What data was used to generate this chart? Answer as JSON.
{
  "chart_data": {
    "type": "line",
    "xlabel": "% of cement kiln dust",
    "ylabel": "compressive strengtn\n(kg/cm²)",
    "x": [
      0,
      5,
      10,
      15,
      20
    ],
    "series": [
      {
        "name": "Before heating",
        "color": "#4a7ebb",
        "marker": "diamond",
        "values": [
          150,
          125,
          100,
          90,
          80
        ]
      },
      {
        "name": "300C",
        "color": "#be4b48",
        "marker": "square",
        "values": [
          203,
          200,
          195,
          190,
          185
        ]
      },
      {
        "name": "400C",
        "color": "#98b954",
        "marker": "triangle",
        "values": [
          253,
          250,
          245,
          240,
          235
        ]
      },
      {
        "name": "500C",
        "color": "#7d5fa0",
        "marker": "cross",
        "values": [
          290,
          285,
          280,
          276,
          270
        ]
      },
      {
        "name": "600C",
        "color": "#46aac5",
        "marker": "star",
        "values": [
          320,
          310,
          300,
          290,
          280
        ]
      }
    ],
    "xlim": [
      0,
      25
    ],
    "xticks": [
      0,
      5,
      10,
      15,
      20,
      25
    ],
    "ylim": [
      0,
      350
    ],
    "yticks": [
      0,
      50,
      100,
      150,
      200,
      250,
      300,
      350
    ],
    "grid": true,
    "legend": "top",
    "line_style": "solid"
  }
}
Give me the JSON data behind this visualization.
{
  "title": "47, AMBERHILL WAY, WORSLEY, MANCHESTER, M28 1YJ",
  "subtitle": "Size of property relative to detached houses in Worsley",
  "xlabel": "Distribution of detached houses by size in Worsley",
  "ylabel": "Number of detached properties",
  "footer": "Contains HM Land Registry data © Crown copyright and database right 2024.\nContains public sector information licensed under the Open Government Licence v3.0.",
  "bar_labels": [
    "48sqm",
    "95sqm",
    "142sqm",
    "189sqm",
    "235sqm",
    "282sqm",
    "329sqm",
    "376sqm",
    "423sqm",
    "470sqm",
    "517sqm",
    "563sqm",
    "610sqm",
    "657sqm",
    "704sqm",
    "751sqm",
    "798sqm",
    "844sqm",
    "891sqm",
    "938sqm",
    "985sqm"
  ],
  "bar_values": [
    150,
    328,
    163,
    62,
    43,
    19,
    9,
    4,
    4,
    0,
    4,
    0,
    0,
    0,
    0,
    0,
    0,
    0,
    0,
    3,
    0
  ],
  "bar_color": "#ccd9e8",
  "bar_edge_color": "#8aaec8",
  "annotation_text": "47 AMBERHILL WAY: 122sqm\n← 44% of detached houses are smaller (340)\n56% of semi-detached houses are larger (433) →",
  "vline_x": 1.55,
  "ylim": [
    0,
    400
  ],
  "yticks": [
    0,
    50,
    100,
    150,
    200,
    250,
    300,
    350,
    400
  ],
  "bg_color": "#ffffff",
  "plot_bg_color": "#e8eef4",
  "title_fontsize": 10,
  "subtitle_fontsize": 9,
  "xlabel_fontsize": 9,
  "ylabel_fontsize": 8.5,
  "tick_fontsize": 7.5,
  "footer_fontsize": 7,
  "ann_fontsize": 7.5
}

○ ○ ○

Description of the task:
Reproduce all of the records exactly.

Result for this exercise:
What data was used to generate this chart? Answer as JSON.
{
  "chart_data": {
    "type": "line",
    "xlabel": "% of cement kiln dust",
    "ylabel": "compressive strengtn\n(kg/cm²)",
    "x": [
      0,
      5,
      10,
      15,
      20
    ],
    "series": [
      {
        "name": "Before heating",
        "color": "#4a7ebb",
        "marker": "diamond",
        "values": [
          150,
          125,
          100,
          90,
          80
        ]
      },
      {
        "name": "300C",
        "color": "#be4b48",
        "marker": "square",
        "values": [
          203,
          200,
          195,
          190,
          185
        ]
      },
      {
        "name": "400C",
        "color": "#98b954",
        "marker": "triangle",
        "values": [
          253,
          250,
          245,
          240,
          235
        ]
      },
      {
        "name": "500C",
        "color": "#7d5fa0",
        "marker": "cross",
        "values": [
          290,
          285,
          280,
          276,
          270
        ]
      },
      {
        "name": "600C",
        "color": "#46aac5",
        "marker": "star",
        "values": [
          320,
          310,
          300,
          290,
          280
        ]
      }
    ],
    "xlim": [
      0,
      25
    ],
    "xticks": [
      0,
      5,
      10,
      15,
      20,
      25
    ],
    "ylim": [
      0,
      350
    ],
    "yticks": [
      0,
      50,
      100,
      150,
      200,
      250,
      300,
      350
    ],
    "grid": true,
    "legend": "top",
    "line_style": "solid"
  }
}
Give me the JSON data behind this visualization.
{
  "title": "47, AMBERHILL WAY, WORSLEY, MANCHESTER, M28 1YJ",
  "subtitle": "Size of property relative to detached houses in Worsley",
  "xlabel": "Distribution of detached houses by size in Worsley",
  "ylabel": "Number of detached properties",
  "footer": "Contains HM Land Registry data © Crown copyright and database right 2024.\nContains public sector information licensed under the Open Government Licence v3.0.",
  "bar_labels": [
    "48sqm",
    "95sqm",
    "142sqm",
    "189sqm",
    "235sqm",
    "282sqm",
    "329sqm",
    "376sqm",
    "423sqm",
    "470sqm",
    "517sqm",
    "563sqm",
    "610sqm",
    "657sqm",
    "704sqm",
    "751sqm",
    "798sqm",
    "844sqm",
    "891sqm",
    "938sqm",
    "985sqm"
  ],
  "bar_values": [
    150,
    328,
    163,
    62,
    43,
    19,
    9,
    4,
    4,
    0,
    4,
    0,
    0,
    0,
    0,
    0,
    0,
    0,
    0,
    3,
    0
  ],
  "bar_color": "#ccd9e8",
  "bar_edge_color": "#8aaec8",
  "annotation_text": "47 AMBERHILL WAY: 122sqm\n← 44% of detached houses are smaller (340)\n56% of semi-detached houses are larger (433) →",
  "vline_x": 1.55,
  "ylim": [
    0,
    400
  ],
  "yticks": [
    0,
    50,
    100,
    150,
    200,
    250,
    300,
    350,
    400
  ],
  "bg_color": "#ffffff",
  "plot_bg_color": "#e8eef4",
  "title_fontsize": 10,
  "subtitle_fontsize": 9,
  "xlabel_fontsize": 9,
  "ylabel_fontsize": 8.5,
  "tick_fontsize": 7.5,
  "footer_fontsize": 7,
  "ann_fontsize": 7.5
}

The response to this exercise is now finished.